[Rows from a figure dataset]
---
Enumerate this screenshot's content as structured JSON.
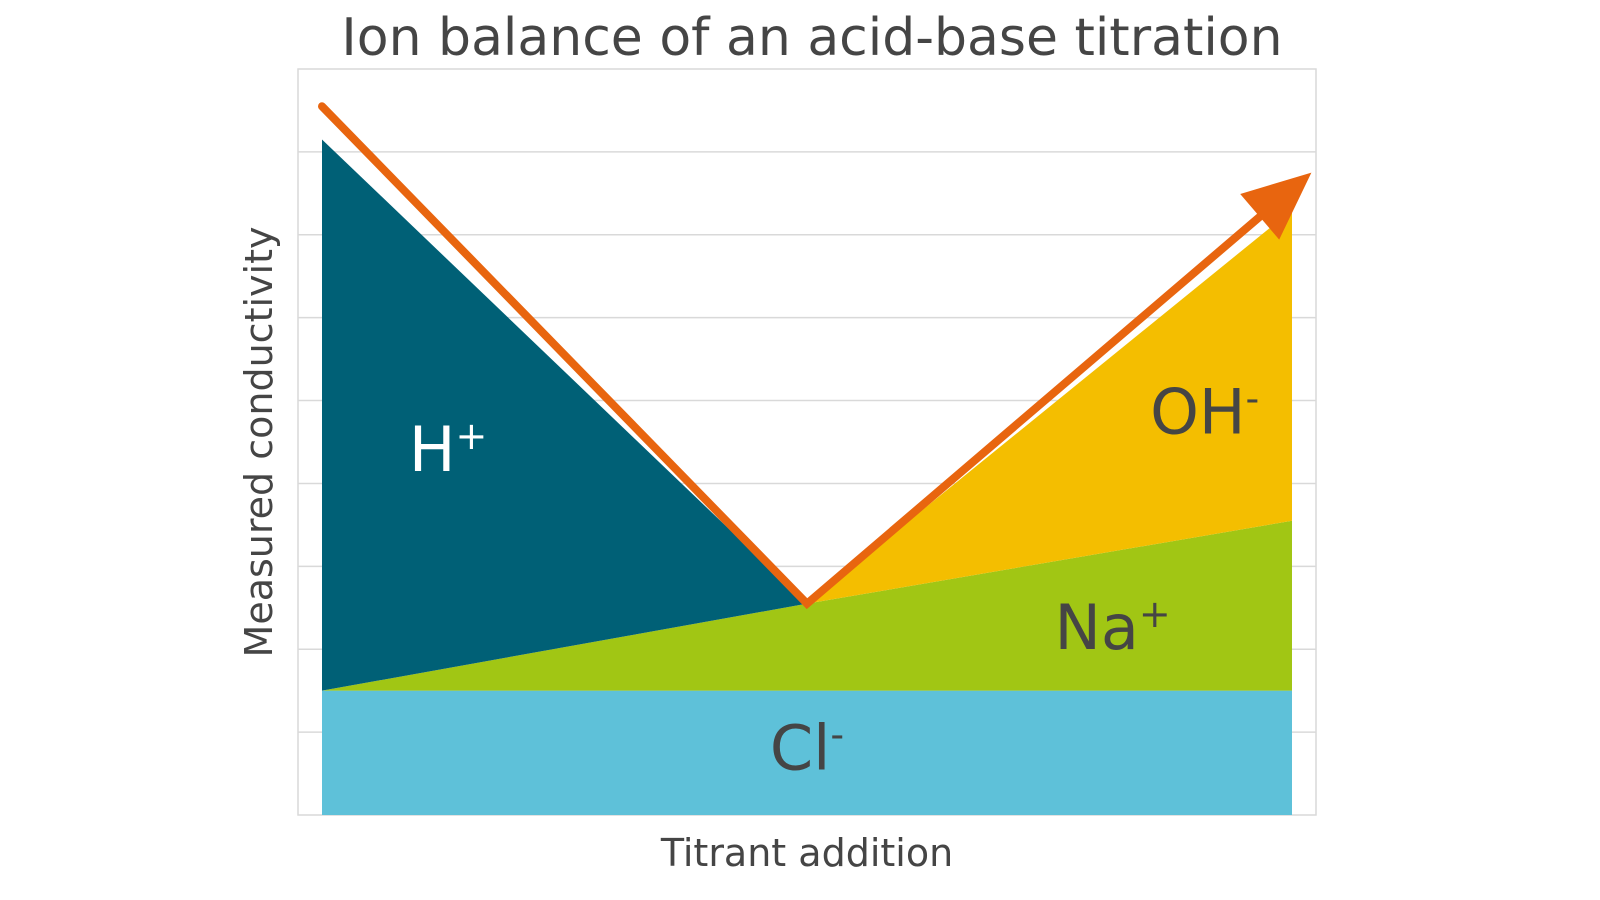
{
  "chart_data": {
    "type": "area",
    "title": "Ion balance of an acid-base titration",
    "xlabel": "Titrant addition",
    "ylabel": "Measured conductivity",
    "xlim": [
      0,
      1
    ],
    "ylim": [
      0,
      9
    ],
    "grid": true,
    "y_gridlines": [
      1,
      2,
      3,
      4,
      5,
      6,
      7,
      8
    ],
    "regions": [
      {
        "name": "Cl",
        "charge": "-",
        "color": "#5EC1D9",
        "label_color": "#454545",
        "x": [
          0,
          1
        ],
        "lower": [
          0,
          0
        ],
        "upper": [
          1.5,
          1.5
        ]
      },
      {
        "name": "Na",
        "charge": "+",
        "color": "#A1C614",
        "label_color": "#454545",
        "x": [
          0,
          0.5,
          1
        ],
        "lower": [
          1.5,
          1.5,
          1.5
        ],
        "upper": [
          1.5,
          2.55,
          3.55
        ]
      },
      {
        "name": "H",
        "charge": "+",
        "color": "#006076",
        "label_color": "#ffffff",
        "x": [
          0,
          0.5
        ],
        "lower": [
          1.5,
          2.55
        ],
        "upper": [
          8.15,
          2.55
        ]
      },
      {
        "name": "OH",
        "charge": "-",
        "color": "#F4BE00",
        "label_color": "#454545",
        "x": [
          0.5,
          1
        ],
        "lower": [
          2.55,
          3.55
        ],
        "upper": [
          2.55,
          7.3
        ]
      }
    ],
    "conductivity_line": {
      "color": "#E8650F",
      "x": [
        0,
        0.5,
        1.02
      ],
      "y": [
        8.55,
        2.55,
        7.75
      ],
      "arrow_end": true
    }
  }
}
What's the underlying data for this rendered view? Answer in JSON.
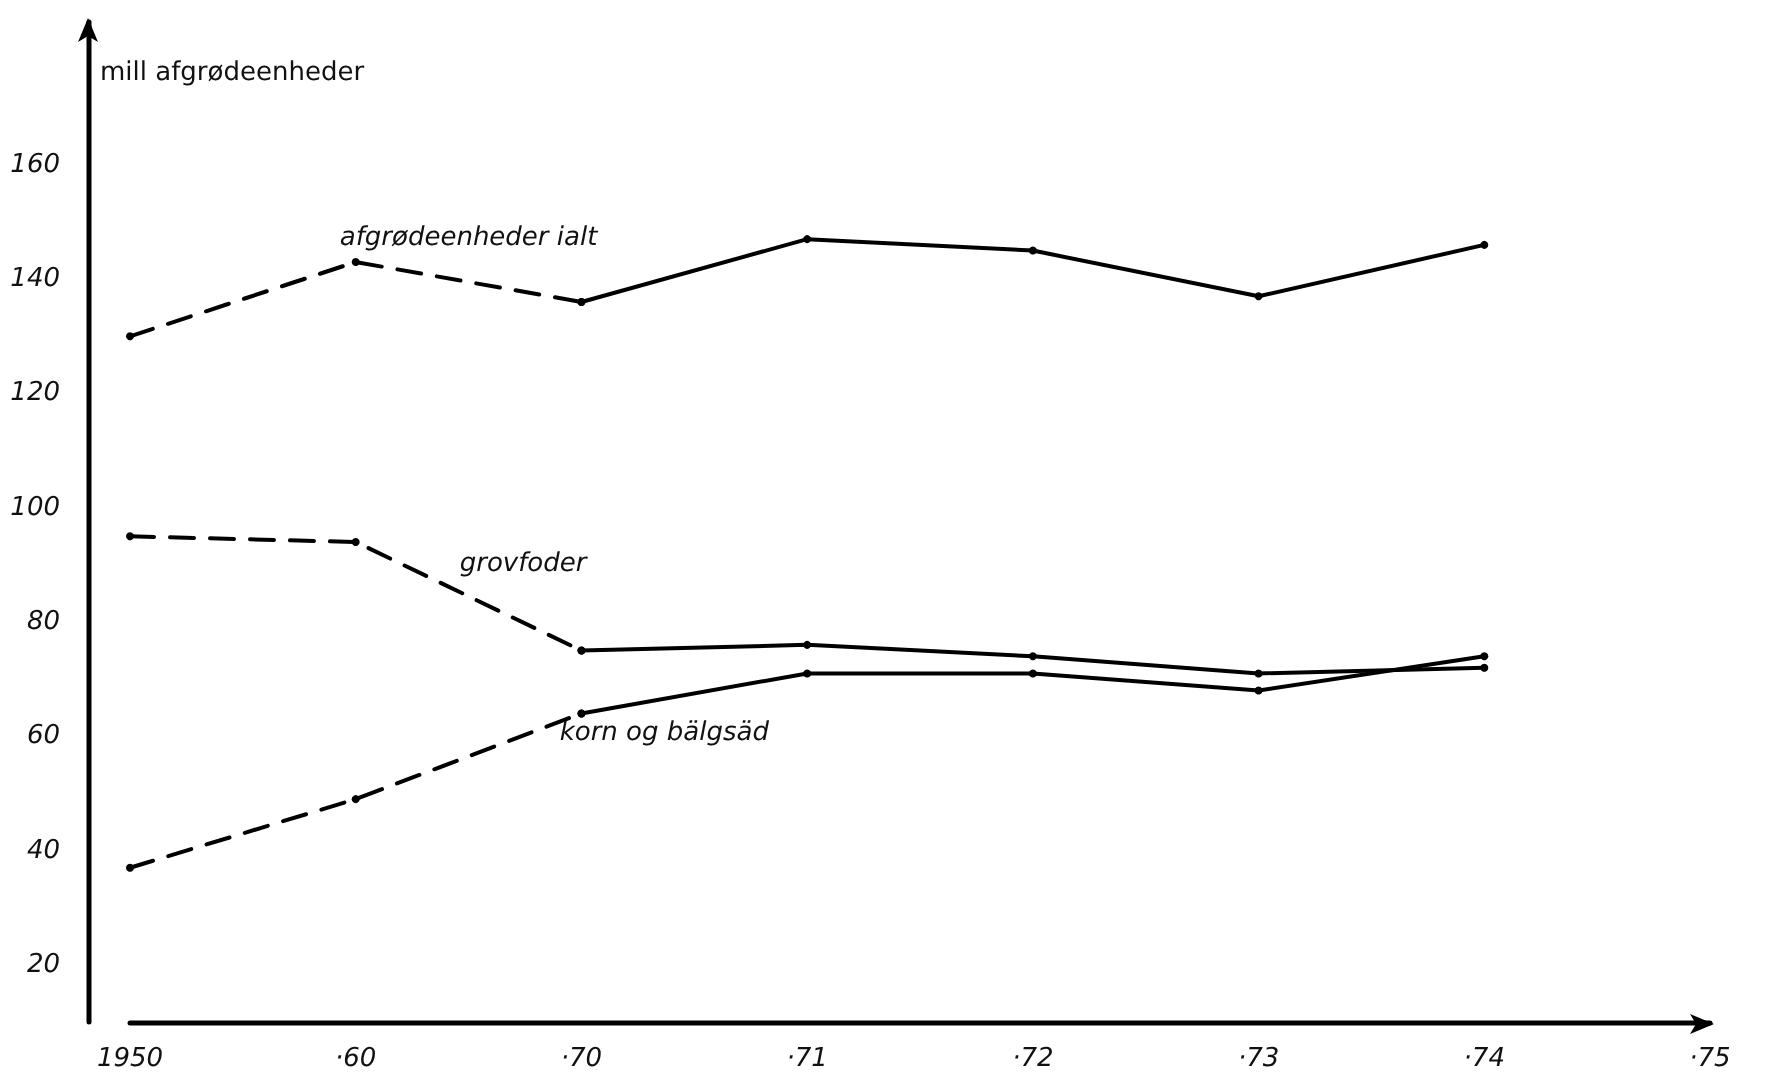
{
  "chart_data": {
    "type": "line",
    "ylabel": "mill afgrødeenheder",
    "categories": [
      "1950",
      "·60",
      "·70",
      "·71",
      "·72",
      "·73",
      "·74",
      "·75"
    ],
    "series": [
      {
        "name": "afgrødeenheder ialt",
        "color": "#000000",
        "line_style": "dashed",
        "values": [
          130,
          143,
          136,
          null,
          null,
          null,
          null,
          null
        ]
      },
      {
        "color": "#000000",
        "line_style": "solid",
        "values": [
          null,
          null,
          136,
          147,
          145,
          137,
          146,
          null
        ]
      },
      {
        "name": "grovfoder",
        "color": "#000000",
        "line_style": "dashed",
        "values": [
          95,
          94,
          75,
          null,
          null,
          null,
          null,
          null
        ]
      },
      {
        "color": "#000000",
        "line_style": "solid",
        "values": [
          null,
          null,
          75,
          76,
          74,
          71,
          72,
          null
        ]
      },
      {
        "name": "korn og bälgsäd",
        "color": "#000000",
        "line_style": "dashed",
        "values": [
          37,
          49,
          64,
          null,
          null,
          null,
          null,
          null
        ]
      },
      {
        "color": "#000000",
        "line_style": "solid",
        "values": [
          null,
          null,
          64,
          71,
          71,
          68,
          74,
          null
        ]
      }
    ],
    "ylim": [
      10,
      185
    ],
    "yticks": [
      20,
      40,
      60,
      80,
      100,
      120,
      140,
      160
    ],
    "grid": false,
    "legend": false,
    "marker": "circle"
  }
}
---
=== INSTRUCTIONS TO FOLLOW ===
Reproduce the material above in full and without alteration, but skip all pictures.

=== EXERCISE ANSWER ===
Enumerate this screenshot's content as structured JSON.
{
  "chart_data": {
    "type": "area",
    "title": "Ion balance of an acid-base titration",
    "xlabel": "Titrant addition",
    "ylabel": "Measured conductivity",
    "xlim": [
      0,
      1
    ],
    "ylim": [
      0,
      9
    ],
    "grid": true,
    "y_gridlines": [
      1,
      2,
      3,
      4,
      5,
      6,
      7,
      8
    ],
    "regions": [
      {
        "name": "Cl",
        "charge": "-",
        "color": "#5EC1D9",
        "label_color": "#454545",
        "x": [
          0,
          1
        ],
        "lower": [
          0,
          0
        ],
        "upper": [
          1.5,
          1.5
        ]
      },
      {
        "name": "Na",
        "charge": "+",
        "color": "#A1C614",
        "label_color": "#454545",
        "x": [
          0,
          0.5,
          1
        ],
        "lower": [
          1.5,
          1.5,
          1.5
        ],
        "upper": [
          1.5,
          2.55,
          3.55
        ]
      },
      {
        "name": "H",
        "charge": "+",
        "color": "#006076",
        "label_color": "#ffffff",
        "x": [
          0,
          0.5
        ],
        "lower": [
          1.5,
          2.55
        ],
        "upper": [
          8.15,
          2.55
        ]
      },
      {
        "name": "OH",
        "charge": "-",
        "color": "#F4BE00",
        "label_color": "#454545",
        "x": [
          0.5,
          1
        ],
        "lower": [
          2.55,
          3.55
        ],
        "upper": [
          2.55,
          7.3
        ]
      }
    ],
    "conductivity_line": {
      "color": "#E8650F",
      "x": [
        0,
        0.5,
        1.02
      ],
      "y": [
        8.55,
        2.55,
        7.75
      ],
      "arrow_end": true
    }
  }
}
What's the underlying data for this rendered view? Answer in JSON.
{
  "chart_data": {
    "type": "line",
    "ylabel": "mill afgrødeenheder",
    "categories": [
      "1950",
      "·60",
      "·70",
      "·71",
      "·72",
      "·73",
      "·74",
      "·75"
    ],
    "series": [
      {
        "name": "afgrødeenheder ialt",
        "color": "#000000",
        "line_style": "dashed",
        "values": [
          130,
          143,
          136,
          null,
          null,
          null,
          null,
          null
        ]
      },
      {
        "color": "#000000",
        "line_style": "solid",
        "values": [
          null,
          null,
          136,
          147,
          145,
          137,
          146,
          null
        ]
      },
      {
        "name": "grovfoder",
        "color": "#000000",
        "line_style": "dashed",
        "values": [
          95,
          94,
          75,
          null,
          null,
          null,
          null,
          null
        ]
      },
      {
        "color": "#000000",
        "line_style": "solid",
        "values": [
          null,
          null,
          75,
          76,
          74,
          71,
          72,
          null
        ]
      },
      {
        "name": "korn og bälgsäd",
        "color": "#000000",
        "line_style": "dashed",
        "values": [
          37,
          49,
          64,
          null,
          null,
          null,
          null,
          null
        ]
      },
      {
        "color": "#000000",
        "line_style": "solid",
        "values": [
          null,
          null,
          64,
          71,
          71,
          68,
          74,
          null
        ]
      }
    ],
    "ylim": [
      10,
      185
    ],
    "yticks": [
      20,
      40,
      60,
      80,
      100,
      120,
      140,
      160
    ],
    "grid": false,
    "legend": false,
    "marker": "circle"
  }
}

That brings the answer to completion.